* _WHAT YOU NEED TO DO_
Pull out each line of the data that includes the word "plain".

Data records:
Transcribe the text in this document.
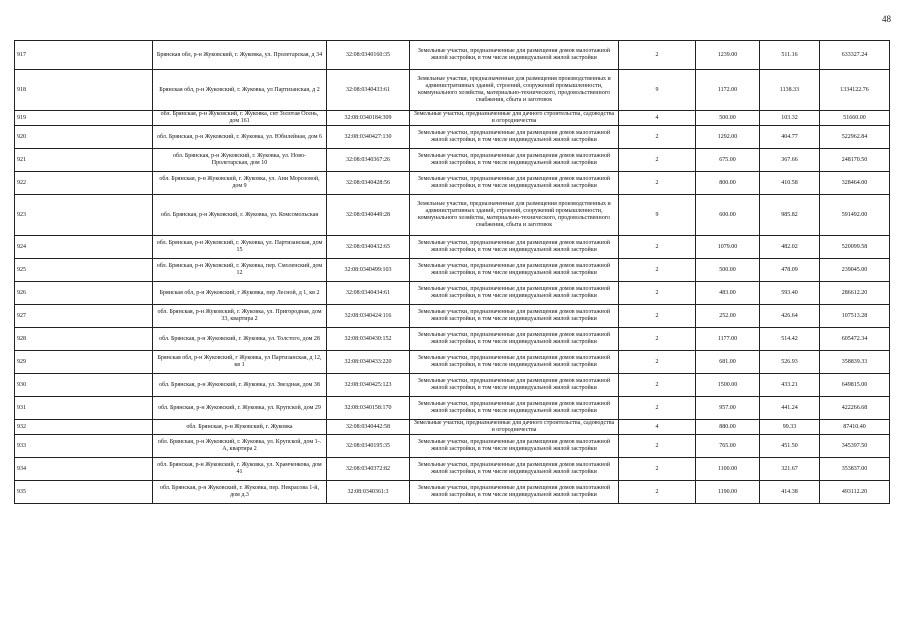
48
917	Брянская обл, р-н Жуковский, г. Жуковка, ул. Пролетарская, д 34	32:08:0340160:35	Земельные участки, предназначенные для размещения домов малоэтажной жилой застройки, в том числе индивидуальной жилой застройки	2	1239.00	511.16	633327.24
918	Брянская обл, р-н Жуковский, г. Жуковка, ул Партизанская, д 2	32:08:0340433:61	Земельные участки, предназначенные для размещения производственных и административных зданий, строений, сооружений промышленности, коммунального хозяйства, материально-технического, продовольственного снабжения, сбыта и заготовок	9	1172.00	1138.33	1334122.76
919	обл. Брянская, р-н Жуковский, г. Жуковка, снт Золотая Осень, дом 161	32:08:0340184:309	Земельные участки, предназначенные для дачного строительства, садоводства и огородничества	4	500.00	103.32	51660.00
920	обл. Брянская, р-н Жуковский, г. Жуковка, ул. Юбилейная, дом 6	32:08:0340427:130	Земельные участки, предназначенные для размещения домов малоэтажной жилой застройки, в том числе индивидуальной жилой застройки	2	1292.00	404.77	522962.84
921	обл. Брянская, р-н Жуковский, г. Жуковка, ул. Ново-Пролетарская, дом 10	32:08:0340367:26	Земельные участки, предназначенные для размещения домов малоэтажной жилой застройки, в том числе индивидуальной жилой застройки	2	675.00	367.66	248170.50
922	обл. Брянская, р-н Жуковский, г. Жуковка, ул. Ани Морозовой, дом 9	32:08:0340428:56	Земельные участки, предназначенные для размещения домов малоэтажной жилой застройки, в том числе индивидуальной жилой застройки	2	800.00	410.58	328464.00
923	обл. Брянская, р-н Жуковский, г. Жуковка, ул. Комсомольская	32:08:0340449:28	Земельные участки, предназначенные для размещения производственных и административных зданий, строений, сооружений промышленности, коммунального хозяйства, материально-технического, продовольственного снабжения, сбыта и заготовок	9	600.00	985.82	591492.00
924	обл. Брянская, р-н Жуковский, г. Жуковка, ул. Партизанская, дом 15	32:08:0340432:65	Земельные участки, предназначенные для размещения домов малоэтажной жилой застройки, в том числе индивидуальной жилой застройки	2	1079.00	482.02	520099.58
925	обл. Брянская, р-н Жуковский, г. Жуковка, пер. Смоленский, дом 12	32:08:0340499:103	Земельные участки, предназначенные для размещения домов малоэтажной жилой застройки, в том числе индивидуальной жилой застройки	2	500.00	478.09	239045.00
926	Брянская обл, р-н Жуковский, г Жуковка, пер Лесной, д 1, кв 2	32:08:0340434:61	Земельные участки, предназначенные для размещения домов малоэтажной жилой застройки, в том числе индивидуальной жилой застройки	2	483.00	593.40	286612.20
927	обл. Брянская, р-н Жуковский, г. Жуковка, ул. Пригородная, дом 33, квартира 2	32:08:0340424:116	Земельные участки, предназначенные для размещения домов малоэтажной жилой застройки, в том числе индивидуальной жилой застройки	2	252.00	426.64	107513.28
928	обл. Брянская, р-н Жуковский, г. Жуковка, ул. Толстого, дом 28	32:08:0340430:152	Земельные участки, предназначенные для размещения домов малоэтажной жилой застройки, в том числе индивидуальной жилой застройки	2	1177.00	514.42	605472.34
929	Брянская обл, р-н Жуковский, г Жуковка, ул Партизанская, д 12, кв 1	32:08:0340433:220	Земельные участки, предназначенные для размещения домов малоэтажной жилой застройки, в том числе индивидуальной жилой застройки	2	681.00	526.93	358839.33
930	обл. Брянская, р-н Жуковский, г. Жуковка, ул. Звездная, дом 38	32:08:0340425:123	Земельные участки, предназначенные для размещения домов малоэтажной жилой застройки, в том числе индивидуальной жилой застройки	2	1500.00	433.21	649815.00
931	обл. Брянская, р-н Жуковский, г. Жуковка, ул. Крупской, дом 29	32:08:0340158:170	Земельные участки, предназначенные для размещения домов малоэтажной жилой застройки, в том числе индивидуальной жилой застройки	2	957.00	441.24	422266.68
932	обл. Брянская, р-н Жуковский, г. Жуковка	32:08:0340442:58	Земельные участки, предназначенные для дачного строительства, садоводства и огородничества	4	880.00	99.33	87410.40
933	обл. Брянская, р-н Жуковский, г. Жуковка, ул. Крупской, дом 1-. А, квартира 2	32:08:0340195:35	Земельные участки, предназначенные для размещения домов малоэтажной жилой застройки, в том числе индивидуальной жилой застройки	2	765.00	451.50	345397.50
934	обл. Брянская, р-н Жуковский, г. Жуковка, ул. Храмченкова, дом 41	32:08:0340372:82	Земельные участки, предназначенные для размещения домов малоэтажной жилой застройки, в том числе индивидуальной жилой застройки	2	1100.00	321.67	353837.00
935	обл. Брянская, р-н Жуковский, г. Жуковка, пер. Некрасова 1-й, дом д.3	32:08:0340361:3	Земельные участки, предназначенные для размещения домов малоэтажной жилой застройки, в том числе индивидуальной жилой застройки	2	1190.00	414.38	493112.20
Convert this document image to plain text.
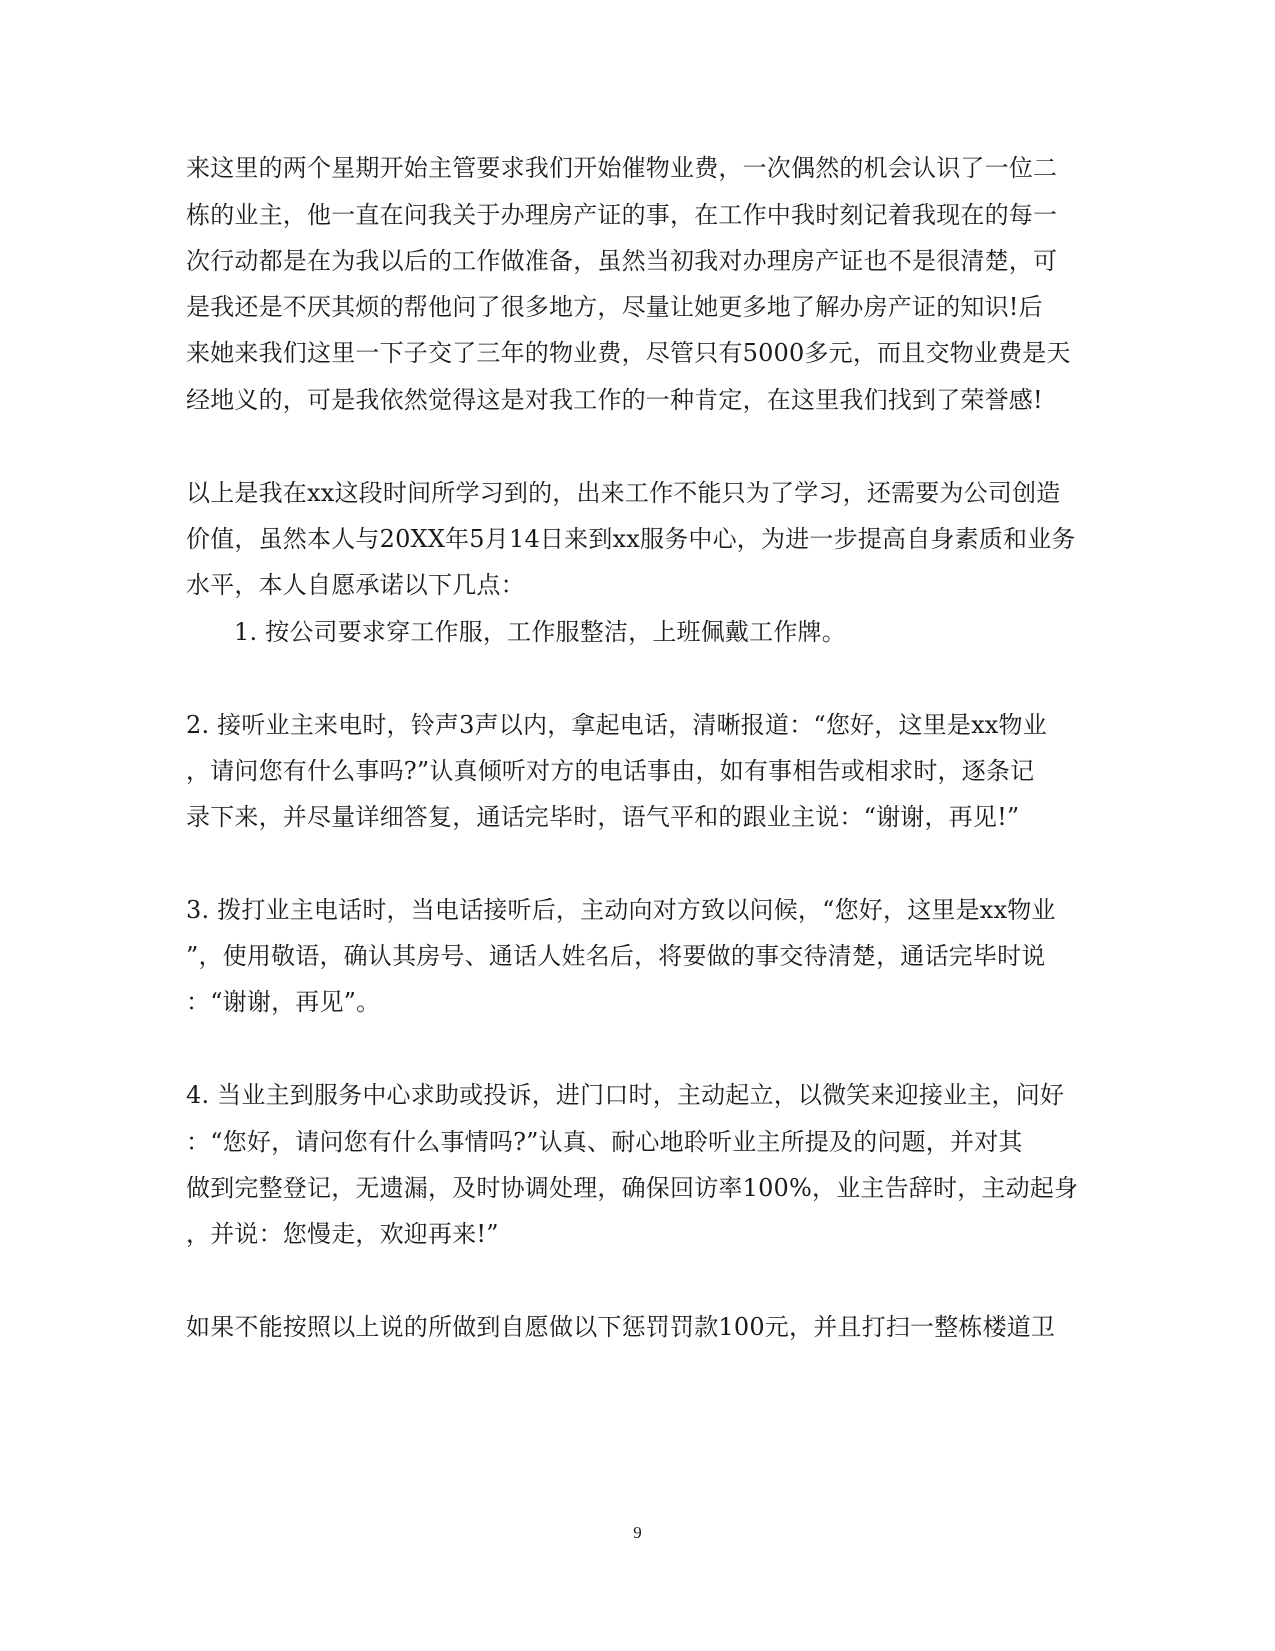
来这里的两个星期开始主管要求我们开始催物业费，一次偶然的机会认识了一位二
栋的业主，他一直在问我关于办理房产证的事，在工作中我时刻记着我现在的每一
次行动都是在为我以后的工作做准备，虽然当初我对办理房产证也不是很清楚，可
是我还是不厌其烦的帮他问了很多地方，尽量让她更多地了解办房产证的知识!后
来她来我们这里一下子交了三年的物业费，尽管只有5000多元，而且交物业费是天
经地义的，可是我依然觉得这是对我工作的一种肯定，在这里我们找到了荣誉感!
以上是我在xx这段时间所学习到的，出来工作不能只为了学习，还需要为公司创造
价值，虽然本人与20XX年5月14日来到xx服务中心，为进一步提高自身素质和业务
水平，本人自愿承诺以下几点：
1. 按公司要求穿工作服，工作服整洁，上班佩戴工作牌。
2. 接听业主来电时，铃声3声以内，拿起电话，清晰报道：“您好，这里是xx物业
，请问您有什么事吗?”认真倾听对方的电话事由，如有事相告或相求时，逐条记
录下来，并尽量详细答复，通话完毕时，语气平和的跟业主说：“谢谢，再见!”
3. 拨打业主电话时，当电话接听后，主动向对方致以问候，“您好，这里是xx物业
”，使用敬语，确认其房号、通话人姓名后，将要做的事交待清楚，通话完毕时说
：“谢谢，再见”。
4. 当业主到服务中心求助或投诉，进门口时，主动起立，以微笑来迎接业主，问好
：“您好，请问您有什么事情吗?”认真、耐心地聆听业主所提及的问题，并对其
做到完整登记，无遗漏，及时协调处理，确保回访率100%，业主告辞时，主动起身
，并说：您慢走，欢迎再来!”
如果不能按照以上说的所做到自愿做以下惩罚罚款100元，并且打扫一整栋楼道卫
9
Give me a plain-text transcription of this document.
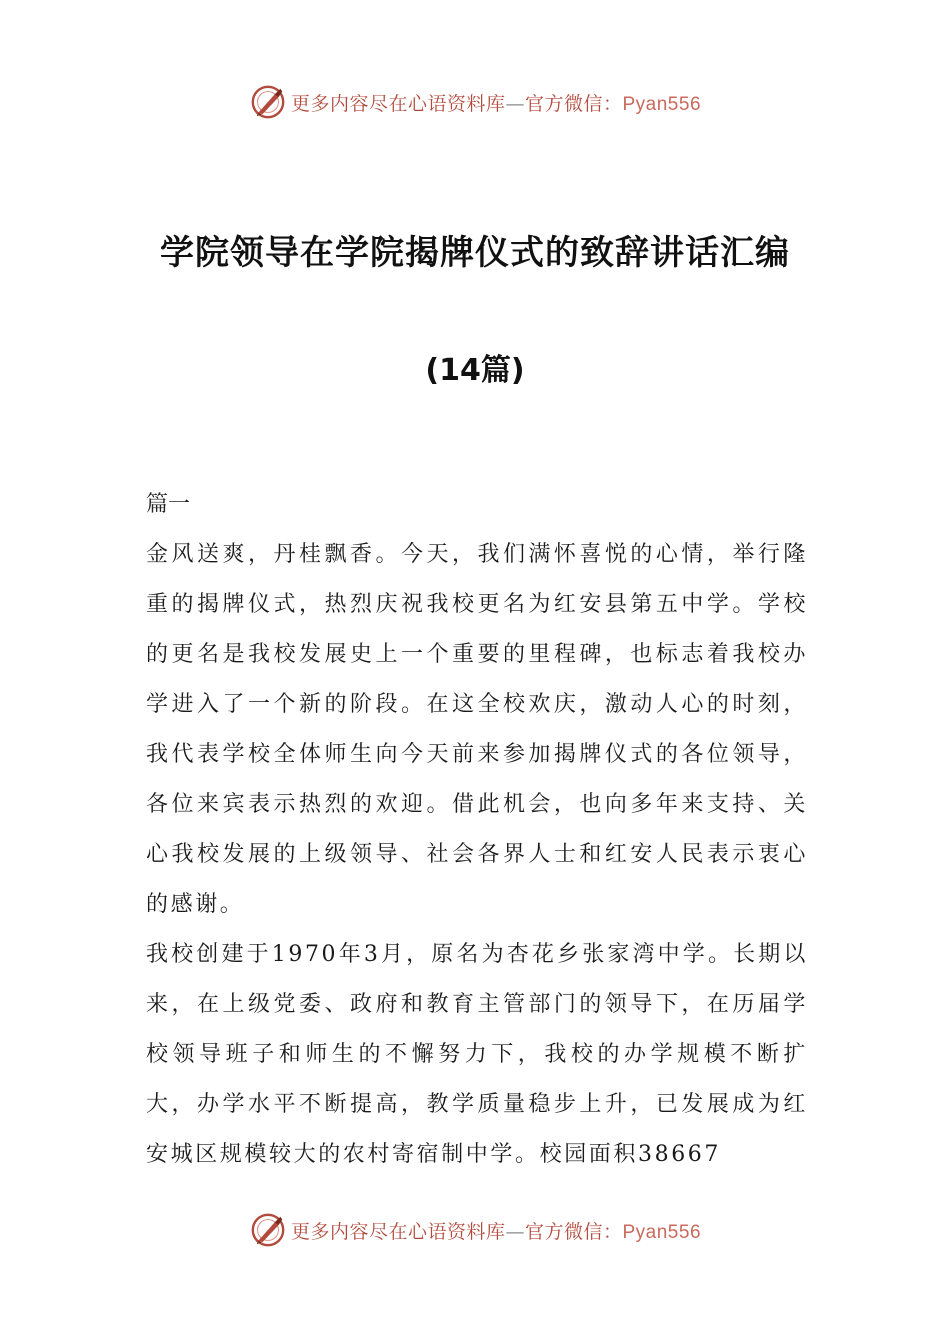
更多内容尽在心语资料库—官方微信：Pyan556
学院领导在学院揭牌仪式的致辞讲话汇编
(14篇)

篇一

金风送爽，丹桂飘香。今天，我们满怀喜悦的心情，举行隆重的揭牌仪式，热烈庆祝我校更名为红安县第五中学。学校的更名是我校发展史上一个重要的里程碑，也标志着我校办学进入了一个新的阶段。在这全校欢庆，激动人心的时刻，我代表学校全体师生向今天前来参加揭牌仪式的各位领导，各位来宾表示热烈的欢迎。借此机会，也向多年来支持、关心我校发展的上级领导、社会各界人士和红安人民表示衷心的感谢。

我校创建于1970年3月，原名为杏花乡张家湾中学。长期以来，在上级党委、政府和教育主管部门的领导下，在历届学校领导班子和师生的不懈努力下，我校的办学规模不断扩大，办学水平不断提高，教学质量稳步上升，已发展成为红安城区规模较大的农村寄宿制中学。校园面积38667

更多内容尽在心语资料库—官方微信：Pyan556
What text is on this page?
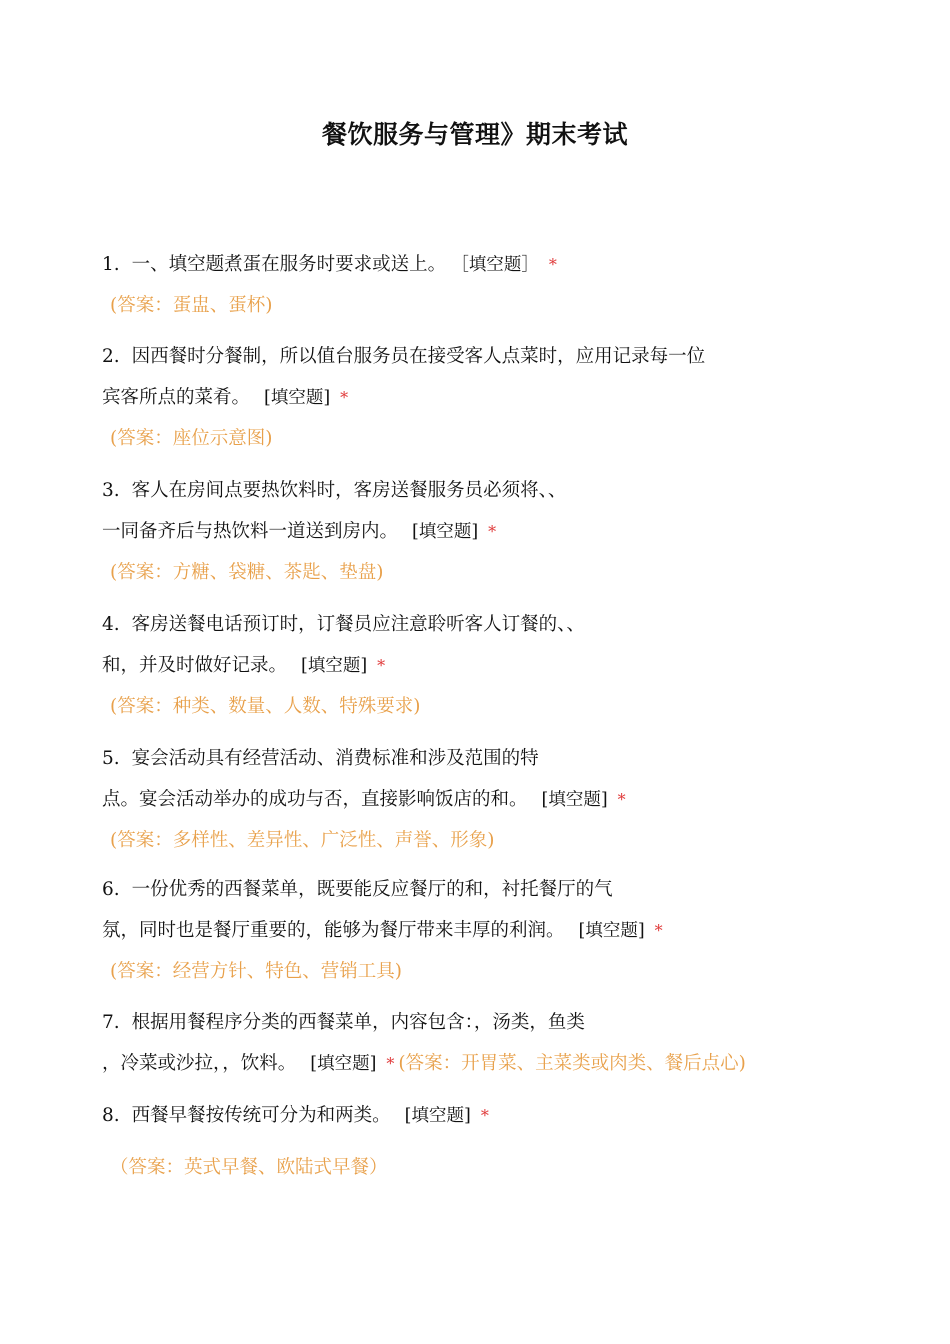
餐饮服务与管理》期末考试
1. 一、填空题煮蛋在服务时要求或送上。 ［填空题］ *
(答案：蛋盅、蛋杯)
2. 因西餐时分餐制，所以值台服务员在接受客人点菜时，应用记录每一位
宾客所点的菜肴。 [填空题] *
(答案：座位示意图)
3. 客人在房间点要热饮料时，客房送餐服务员必须将、、
一同备齐后与热饮料一道送到房内。 [填空题] *
(答案：方糖、袋糖、茶匙、垫盘)
4. 客房送餐电话预订时，订餐员应注意聆听客人订餐的、、
和，并及时做好记录。 [填空题] *
(答案：种类、数量、人数、特殊要求)
5. 宴会活动具有经营活动、消费标准和涉及范围的特
点。宴会活动举办的成功与否，直接影响饭店的和。 [填空题] *
(答案：多样性、差异性、广泛性、声誉、形象)
6. 一份优秀的西餐菜单，既要能反应餐厅的和，衬托餐厅的气
氛，同时也是餐厅重要的，能够为餐厅带来丰厚的利润。 [填空题] *
(答案：经营方针、特色、营销工具)
7. 根据用餐程序分类的西餐菜单，内容包含：，汤类，鱼类
，冷菜或沙拉，，饮料。 [填空题] * (答案：开胃菜、主菜类或肉类、餐后点心)
8. 西餐早餐按传统可分为和两类。 [填空题] *
（答案：英式早餐、欧陆式早餐）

* _IN RESPONSE_
Convert this document image to plain text.
Give me a plain-text transcription of this document.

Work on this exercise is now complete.